**WHAT YOU SHOULD DO:** Repeat every line of the listing below exactly, minus the pictures.

**EXTRACTED ENTRIES:**

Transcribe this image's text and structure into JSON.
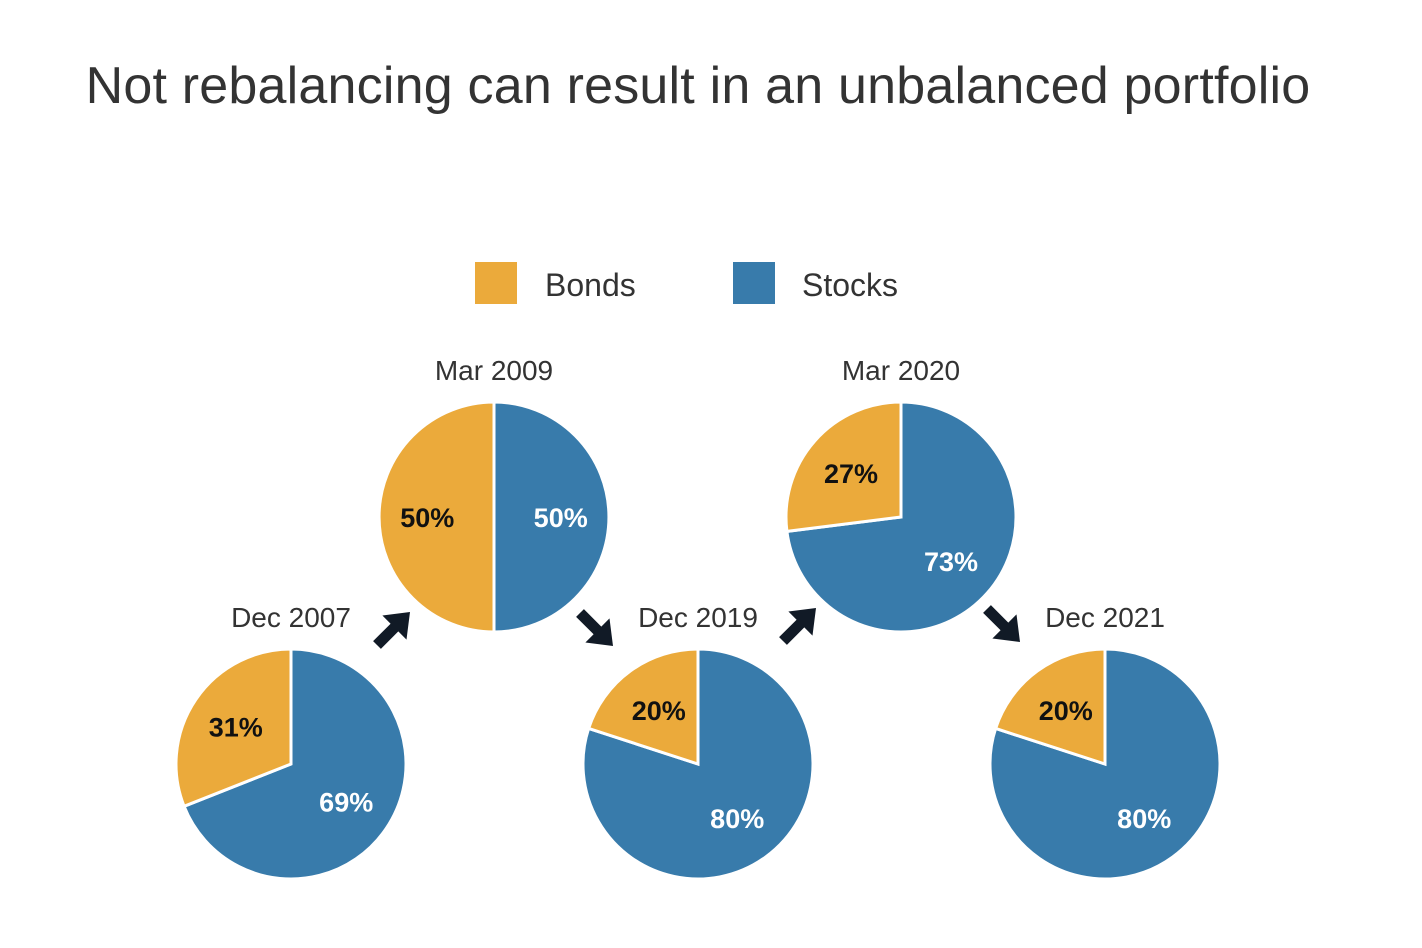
{
  "title": "Not rebalancing can result in an unbalanced portfolio",
  "colors": {
    "bonds": "#EBAA3B",
    "stocks": "#387BAB",
    "arrow": "#111a26",
    "title": "#333333",
    "label_dark": "#111111",
    "label_light": "#ffffff"
  },
  "legend": [
    {
      "name": "Bonds",
      "color": "#EBAA3B"
    },
    {
      "name": "Stocks",
      "color": "#387BAB"
    }
  ],
  "chart_data": [
    {
      "type": "pie",
      "label": "Dec 2007",
      "slices": [
        {
          "name": "Bonds",
          "value": 31,
          "label": "31%"
        },
        {
          "name": "Stocks",
          "value": 69,
          "label": "69%"
        }
      ]
    },
    {
      "type": "pie",
      "label": "Mar 2009",
      "slices": [
        {
          "name": "Bonds",
          "value": 50,
          "label": "50%"
        },
        {
          "name": "Stocks",
          "value": 50,
          "label": "50%"
        }
      ]
    },
    {
      "type": "pie",
      "label": "Dec 2019",
      "slices": [
        {
          "name": "Bonds",
          "value": 20,
          "label": "20%"
        },
        {
          "name": "Stocks",
          "value": 80,
          "label": "80%"
        }
      ]
    },
    {
      "type": "pie",
      "label": "Mar 2020",
      "slices": [
        {
          "name": "Bonds",
          "value": 27,
          "label": "27%"
        },
        {
          "name": "Stocks",
          "value": 73,
          "label": "73%"
        }
      ]
    },
    {
      "type": "pie",
      "label": "Dec 2021",
      "slices": [
        {
          "name": "Bonds",
          "value": 20,
          "label": "20%"
        },
        {
          "name": "Stocks",
          "value": 80,
          "label": "80%"
        }
      ]
    }
  ],
  "arrows": [
    {
      "from": "Dec 2007",
      "to": "Mar 2009",
      "direction": "up"
    },
    {
      "from": "Mar 2009",
      "to": "Dec 2019",
      "direction": "down"
    },
    {
      "from": "Dec 2019",
      "to": "Mar 2020",
      "direction": "up"
    },
    {
      "from": "Mar 2020",
      "to": "Dec 2021",
      "direction": "down"
    }
  ]
}
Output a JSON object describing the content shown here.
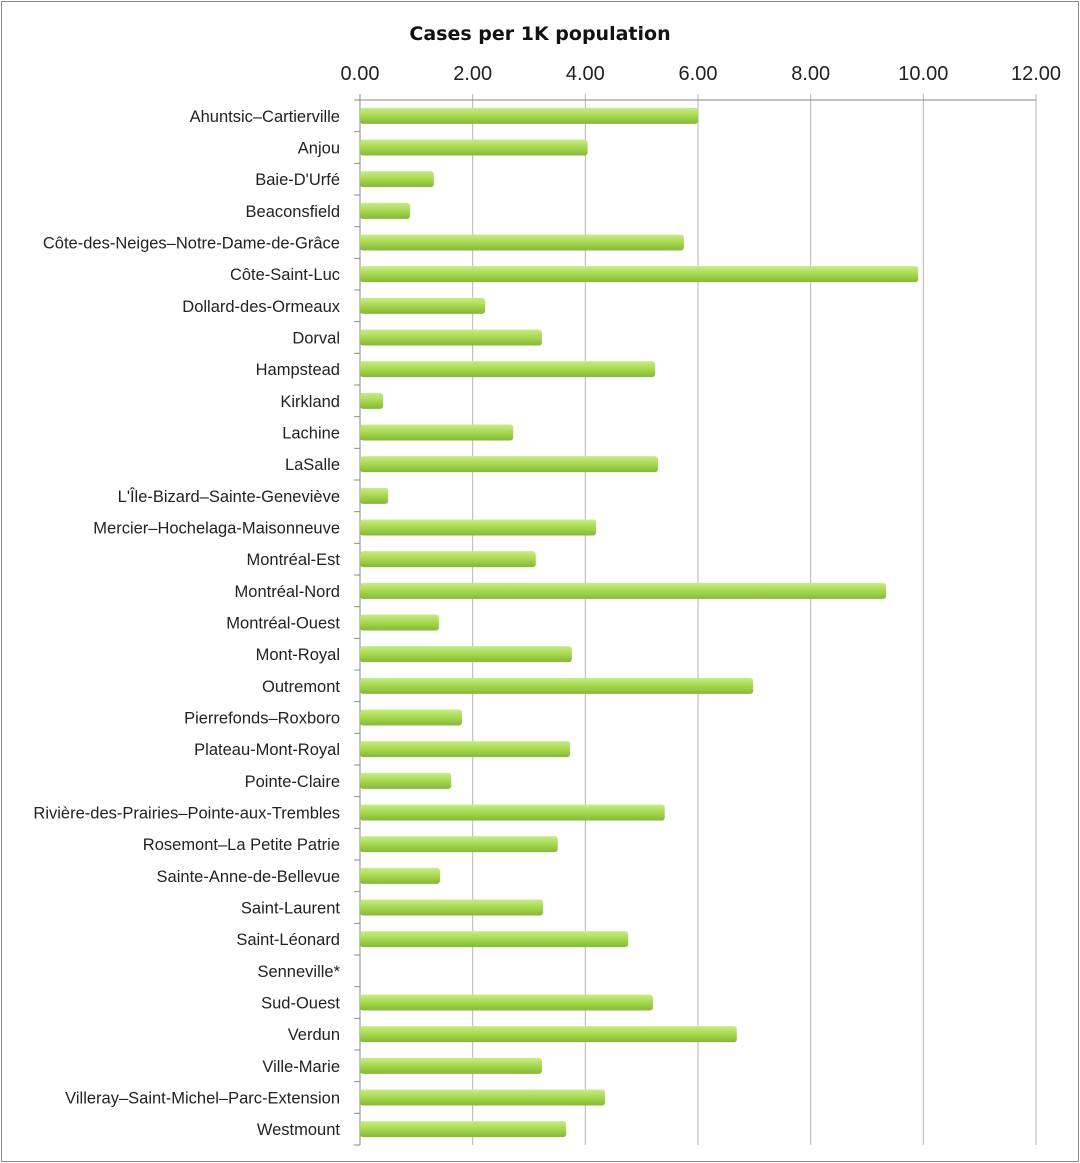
{
  "chart_data": {
    "type": "bar",
    "orientation": "horizontal",
    "title": "Cases per 1K population",
    "xlabel": "",
    "ylabel": "",
    "xlim": [
      0,
      12
    ],
    "x_ticks": [
      "0.00",
      "2.00",
      "4.00",
      "6.00",
      "8.00",
      "10.00",
      "12.00"
    ],
    "x_axis_position": "top",
    "grid": true,
    "legend": "none",
    "bar_color": "#a6d84e",
    "categories": [
      "Ahuntsic–Cartierville",
      "Anjou",
      "Baie-D'Urfé",
      "Beaconsfield",
      "Côte-des-Neiges–Notre-Dame-de-Grâce",
      "Côte-Saint-Luc",
      "Dollard-des-Ormeaux",
      "Dorval",
      "Hampstead",
      "Kirkland",
      "Lachine",
      "LaSalle",
      "L'Île-Bizard–Sainte-Geneviève",
      "Mercier–Hochelaga-Maisonneuve",
      "Montréal-Est",
      "Montréal-Nord",
      "Montréal-Ouest",
      "Mont-Royal",
      "Outremont",
      "Pierrefonds–Roxboro",
      "Plateau-Mont-Royal",
      "Pointe-Claire",
      "Rivière-des-Prairies–Pointe-aux-Trembles",
      "Rosemont–La Petite Patrie",
      "Sainte-Anne-de-Bellevue",
      "Saint-Laurent",
      "Saint-Léonard",
      "Senneville*",
      "Sud-Ouest",
      "Verdun",
      "Ville-Marie",
      "Villeray–Saint-Michel–Parc-Extension",
      "Westmount"
    ],
    "values": [
      6.0,
      4.04,
      1.31,
      0.89,
      5.75,
      9.91,
      2.22,
      3.23,
      5.24,
      0.41,
      2.72,
      5.29,
      0.5,
      4.19,
      3.12,
      9.34,
      1.4,
      3.76,
      6.98,
      1.81,
      3.73,
      1.62,
      5.41,
      3.51,
      1.42,
      3.25,
      4.76,
      0,
      5.2,
      6.69,
      3.23,
      4.35,
      3.66
    ]
  }
}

**TASK RESPONSE:**
Transcribe this image's text and structure into JSON.
{
  "title": "Not rebalancing can result in an unbalanced portfolio",
  "colors": {
    "bonds": "#EBAA3B",
    "stocks": "#387BAB",
    "arrow": "#111a26",
    "title": "#333333",
    "label_dark": "#111111",
    "label_light": "#ffffff"
  },
  "legend": [
    {
      "name": "Bonds",
      "color": "#EBAA3B"
    },
    {
      "name": "Stocks",
      "color": "#387BAB"
    }
  ],
  "chart_data": [
    {
      "type": "pie",
      "label": "Dec 2007",
      "slices": [
        {
          "name": "Bonds",
          "value": 31,
          "label": "31%"
        },
        {
          "name": "Stocks",
          "value": 69,
          "label": "69%"
        }
      ]
    },
    {
      "type": "pie",
      "label": "Mar 2009",
      "slices": [
        {
          "name": "Bonds",
          "value": 50,
          "label": "50%"
        },
        {
          "name": "Stocks",
          "value": 50,
          "label": "50%"
        }
      ]
    },
    {
      "type": "pie",
      "label": "Dec 2019",
      "slices": [
        {
          "name": "Bonds",
          "value": 20,
          "label": "20%"
        },
        {
          "name": "Stocks",
          "value": 80,
          "label": "80%"
        }
      ]
    },
    {
      "type": "pie",
      "label": "Mar 2020",
      "slices": [
        {
          "name": "Bonds",
          "value": 27,
          "label": "27%"
        },
        {
          "name": "Stocks",
          "value": 73,
          "label": "73%"
        }
      ]
    },
    {
      "type": "pie",
      "label": "Dec 2021",
      "slices": [
        {
          "name": "Bonds",
          "value": 20,
          "label": "20%"
        },
        {
          "name": "Stocks",
          "value": 80,
          "label": "80%"
        }
      ]
    }
  ],
  "arrows": [
    {
      "from": "Dec 2007",
      "to": "Mar 2009",
      "direction": "up"
    },
    {
      "from": "Mar 2009",
      "to": "Dec 2019",
      "direction": "down"
    },
    {
      "from": "Dec 2019",
      "to": "Mar 2020",
      "direction": "up"
    },
    {
      "from": "Mar 2020",
      "to": "Dec 2021",
      "direction": "down"
    }
  ]
}
Output a JSON object describing the content shown here.
{
  "chart_data": {
    "type": "bar",
    "orientation": "horizontal",
    "title": "Cases per 1K population",
    "xlabel": "",
    "ylabel": "",
    "xlim": [
      0,
      12
    ],
    "x_ticks": [
      "0.00",
      "2.00",
      "4.00",
      "6.00",
      "8.00",
      "10.00",
      "12.00"
    ],
    "x_axis_position": "top",
    "grid": true,
    "legend": "none",
    "bar_color": "#a6d84e",
    "categories": [
      "Ahuntsic–Cartierville",
      "Anjou",
      "Baie-D'Urfé",
      "Beaconsfield",
      "Côte-des-Neiges–Notre-Dame-de-Grâce",
      "Côte-Saint-Luc",
      "Dollard-des-Ormeaux",
      "Dorval",
      "Hampstead",
      "Kirkland",
      "Lachine",
      "LaSalle",
      "L'Île-Bizard–Sainte-Geneviève",
      "Mercier–Hochelaga-Maisonneuve",
      "Montréal-Est",
      "Montréal-Nord",
      "Montréal-Ouest",
      "Mont-Royal",
      "Outremont",
      "Pierrefonds–Roxboro",
      "Plateau-Mont-Royal",
      "Pointe-Claire",
      "Rivière-des-Prairies–Pointe-aux-Trembles",
      "Rosemont–La Petite Patrie",
      "Sainte-Anne-de-Bellevue",
      "Saint-Laurent",
      "Saint-Léonard",
      "Senneville*",
      "Sud-Ouest",
      "Verdun",
      "Ville-Marie",
      "Villeray–Saint-Michel–Parc-Extension",
      "Westmount"
    ],
    "values": [
      6.0,
      4.04,
      1.31,
      0.89,
      5.75,
      9.91,
      2.22,
      3.23,
      5.24,
      0.41,
      2.72,
      5.29,
      0.5,
      4.19,
      3.12,
      9.34,
      1.4,
      3.76,
      6.98,
      1.81,
      3.73,
      1.62,
      5.41,
      3.51,
      1.42,
      3.25,
      4.76,
      0,
      5.2,
      6.69,
      3.23,
      4.35,
      3.66
    ]
  }
}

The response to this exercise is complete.